DOKUMENTABSCHNITT:
....

ERHOLUNG ... soll spürbar sein !

In unserem Garten finden Sie eine Kneipp-Fußgießanlage sowie ein Armbecken, im Sommer nicht mehr wegzudenken als Abkühlung für Körper und Geist.

 

Im Juli 2004 wurde die sogenannte Gradieranlage fertiggestellt. Die Anlage ist ein Holzpavillon, der im Wald - in unmittelbarer Nähe unseres Hauses - erbaut wurde. Dieser Pavillon ist zum Hineinsetzen und Entspannen - über Tannenzweige, Tannenreisig, Weiß- und Schlehdorn läuft mit Salz angereichertes Wasser. Dabei wird das für unsere Lunge so wichtige Aerosol freigesetzt. Die Aerosole gelangen durch Einatmen bis in die Lungenbläschen und bewirken eine vermehrte Durchblutung der Oberfläche der Atemwege.

 

Wirkung: vorbeugend und heilend bei chronischer Bronchitis, chronischen Nebenhöhlen-Entzündungen und vitalisierend bei Ermüdungen.

 

Die Inhalation hat besonders dann eine anhaltende Wirkung, wenn Sie 3-4 Wochen lang, täglich ca. eine halbe bis 1 Stunde angewendet wird. 

 

Führungen: von April bis Oktober gibt es jeden Freitag um 14.00 Uhr eine Führung durch die Gradieranlage, die Kneippstation und den Kräutergarten.
Ein Kneipp Schnapserl zum Abschluss ist inklusive!
Dauer: ca. 45 min 
Kosten: 4,50 € / Person

 

Ein weiteres Highlight ist die Heilquelle Fieberbründl.

 

Eine Legende erzählt, wie Maria Fieberbründl zu seinem Namen kam und zum Wallfahrtsort wurde:„Ein Einsiedler baute in dieser Waldeinsamkeit für sich eine Hütte aus Holz, in der er auch eine Marienstatue aufstellte. Wegen seiner Frömmigkeit genoss er großes Vertrauen. Viele kamen zu ihm um Rat, beteten vor der Marienstatue und tranken von dem kleinen Brünnlein, das daneben floss. Nach seinem Tod wandelte man die Bretterhütte zu einer kleinen Kapelle um. Da man das Wasser besonders gegen Fieberkrankheiten anzuwenden pflegte, erhielt es den Namen Fieberbründl.

 

Geschichte der Wallfahrtskirche:

Im Jahr 1879 wurde die zunächst aus Holz gebaute Kapelle durch einen steinernen Bau von L. Minkovitsch ersetzt und der Jungfrau Maria im Elend geweiht. In den Jahren 1893/94 wurde eine Bethalle im Stil der Neuromanik nach den Plänen von H. Lötz errichtet, die im Jahr 1954 durch ein Querschiff mit der Kapelle verbunden wurde. Im Jahr 1994 wurde eine neue Orgel mit 17 Registern eingebaut. Die Inneneinrichtung aus historisierenden Formen umfasst unter anderem einige Votivbilder nach Gebetserhörungen. Über dem rechten Seiteneingang befindet sich eine Schutzmantelmadonna aus der Zeit des letzten Umbaus. Die Malereien der Bründlkapelle sind von F. Weiß (1978). Jährlich besuchen zirka 80.000 Wallfahrer den Wallfahrtsort. Der Sakralbau steht, neben einem benachbarten Wohnhaus und einem Kiosk, unter Denkmalschutz. 2012 wurde die Kirche generalsaniert und renoviert!

....

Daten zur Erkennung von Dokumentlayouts
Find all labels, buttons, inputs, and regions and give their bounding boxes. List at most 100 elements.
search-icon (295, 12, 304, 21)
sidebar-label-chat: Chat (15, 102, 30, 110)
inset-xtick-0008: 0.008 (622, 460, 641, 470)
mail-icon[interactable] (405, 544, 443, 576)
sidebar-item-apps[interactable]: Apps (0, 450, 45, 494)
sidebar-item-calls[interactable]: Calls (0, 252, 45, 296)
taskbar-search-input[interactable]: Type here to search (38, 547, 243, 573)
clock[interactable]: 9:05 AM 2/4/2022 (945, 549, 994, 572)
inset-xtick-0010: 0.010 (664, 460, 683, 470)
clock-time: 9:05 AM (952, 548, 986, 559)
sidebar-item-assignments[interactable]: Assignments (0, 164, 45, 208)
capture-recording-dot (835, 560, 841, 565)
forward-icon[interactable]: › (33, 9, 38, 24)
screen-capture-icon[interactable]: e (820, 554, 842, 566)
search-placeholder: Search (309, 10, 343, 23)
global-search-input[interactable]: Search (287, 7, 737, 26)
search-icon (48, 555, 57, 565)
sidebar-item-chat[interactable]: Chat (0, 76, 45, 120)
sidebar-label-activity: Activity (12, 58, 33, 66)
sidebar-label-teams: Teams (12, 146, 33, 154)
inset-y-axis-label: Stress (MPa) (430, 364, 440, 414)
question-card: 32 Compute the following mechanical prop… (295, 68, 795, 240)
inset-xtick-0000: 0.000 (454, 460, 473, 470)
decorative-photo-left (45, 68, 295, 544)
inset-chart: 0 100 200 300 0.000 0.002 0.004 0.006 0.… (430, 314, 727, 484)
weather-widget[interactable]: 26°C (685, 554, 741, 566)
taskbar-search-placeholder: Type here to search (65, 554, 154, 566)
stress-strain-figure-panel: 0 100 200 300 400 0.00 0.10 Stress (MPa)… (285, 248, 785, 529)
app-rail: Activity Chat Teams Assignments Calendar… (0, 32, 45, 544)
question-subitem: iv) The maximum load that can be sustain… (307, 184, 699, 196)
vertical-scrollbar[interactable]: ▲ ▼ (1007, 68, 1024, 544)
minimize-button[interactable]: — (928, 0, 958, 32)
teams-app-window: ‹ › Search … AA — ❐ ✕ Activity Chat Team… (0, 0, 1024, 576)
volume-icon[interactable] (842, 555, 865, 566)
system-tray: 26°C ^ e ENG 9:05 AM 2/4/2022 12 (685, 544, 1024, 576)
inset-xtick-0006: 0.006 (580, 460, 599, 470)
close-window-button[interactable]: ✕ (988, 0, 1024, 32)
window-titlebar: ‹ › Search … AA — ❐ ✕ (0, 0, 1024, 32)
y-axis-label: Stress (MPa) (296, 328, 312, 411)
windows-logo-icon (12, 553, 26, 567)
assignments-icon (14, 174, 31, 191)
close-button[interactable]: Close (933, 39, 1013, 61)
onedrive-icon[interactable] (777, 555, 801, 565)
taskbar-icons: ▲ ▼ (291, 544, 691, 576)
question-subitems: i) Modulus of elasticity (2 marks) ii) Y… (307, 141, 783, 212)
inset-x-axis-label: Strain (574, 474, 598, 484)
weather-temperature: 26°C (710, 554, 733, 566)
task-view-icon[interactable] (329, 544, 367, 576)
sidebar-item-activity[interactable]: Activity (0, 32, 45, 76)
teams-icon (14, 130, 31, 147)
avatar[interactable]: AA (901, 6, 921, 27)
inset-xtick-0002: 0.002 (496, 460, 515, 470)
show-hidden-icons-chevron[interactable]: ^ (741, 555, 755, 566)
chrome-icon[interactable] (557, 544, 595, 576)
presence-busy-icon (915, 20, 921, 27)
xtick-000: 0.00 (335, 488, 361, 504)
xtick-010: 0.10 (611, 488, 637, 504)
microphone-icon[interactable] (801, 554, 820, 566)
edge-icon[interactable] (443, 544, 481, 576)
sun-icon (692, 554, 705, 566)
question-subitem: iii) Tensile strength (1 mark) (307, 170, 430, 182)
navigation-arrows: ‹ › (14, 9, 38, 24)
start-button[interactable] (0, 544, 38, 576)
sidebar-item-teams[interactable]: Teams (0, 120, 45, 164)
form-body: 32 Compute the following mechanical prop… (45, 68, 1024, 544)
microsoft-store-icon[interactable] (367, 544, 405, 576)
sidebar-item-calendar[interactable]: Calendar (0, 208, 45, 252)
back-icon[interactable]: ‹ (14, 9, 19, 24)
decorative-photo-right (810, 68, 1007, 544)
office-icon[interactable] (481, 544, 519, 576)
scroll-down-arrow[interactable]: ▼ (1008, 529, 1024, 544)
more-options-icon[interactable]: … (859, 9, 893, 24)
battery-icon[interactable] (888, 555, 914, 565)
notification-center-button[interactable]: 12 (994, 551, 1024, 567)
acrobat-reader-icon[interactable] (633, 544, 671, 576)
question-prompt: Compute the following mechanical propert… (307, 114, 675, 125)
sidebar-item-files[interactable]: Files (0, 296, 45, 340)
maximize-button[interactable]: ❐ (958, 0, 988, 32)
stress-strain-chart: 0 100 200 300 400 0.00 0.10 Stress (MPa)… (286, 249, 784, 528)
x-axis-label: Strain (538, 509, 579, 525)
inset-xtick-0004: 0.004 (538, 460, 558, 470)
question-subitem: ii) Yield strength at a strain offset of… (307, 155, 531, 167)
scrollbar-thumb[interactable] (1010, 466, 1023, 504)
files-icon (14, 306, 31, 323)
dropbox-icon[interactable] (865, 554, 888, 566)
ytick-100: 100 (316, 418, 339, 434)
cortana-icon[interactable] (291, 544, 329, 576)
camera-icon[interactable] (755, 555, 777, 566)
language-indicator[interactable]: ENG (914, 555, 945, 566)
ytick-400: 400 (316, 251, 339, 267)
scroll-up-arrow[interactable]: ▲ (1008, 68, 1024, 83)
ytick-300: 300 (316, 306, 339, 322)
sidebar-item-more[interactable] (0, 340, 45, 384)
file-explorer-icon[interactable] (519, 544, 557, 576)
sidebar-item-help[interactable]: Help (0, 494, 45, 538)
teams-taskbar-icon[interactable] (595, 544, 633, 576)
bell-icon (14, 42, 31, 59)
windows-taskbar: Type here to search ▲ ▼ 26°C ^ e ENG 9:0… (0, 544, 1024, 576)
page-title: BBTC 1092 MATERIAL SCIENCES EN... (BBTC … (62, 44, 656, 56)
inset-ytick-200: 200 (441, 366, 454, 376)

....

Entscheiden Sie für jede der folgenden Aussagen mit Ja oder Nein, ob sie mit dem Dokumentabschnitt übereinstimmt, und zitieren Sie jeweils die maßgebliche Textstelle wörtlich.
1. Die Gradieranlage wurde im Juli 2004 fertiggestellt.
2. Die Führungen finden von April bis Oktober jeden Samstag statt.
3. Die im Jahr 1994 eingebaute Orgel hat 17 Register.

1. Ja: „Im Juli 2004 wurde die sogenannte Gradieranlage fertiggestellt.“
2. Nein: „von April bis Oktober gibt es jeden Freitag um 14.00 Uhr eine Führung durch die Gradieranlage, die Kneippstation und den Kräutergarten.“
3. Ja: „Im Jahr 1994 wurde eine neue Orgel mit 17 Registern eingebaut.“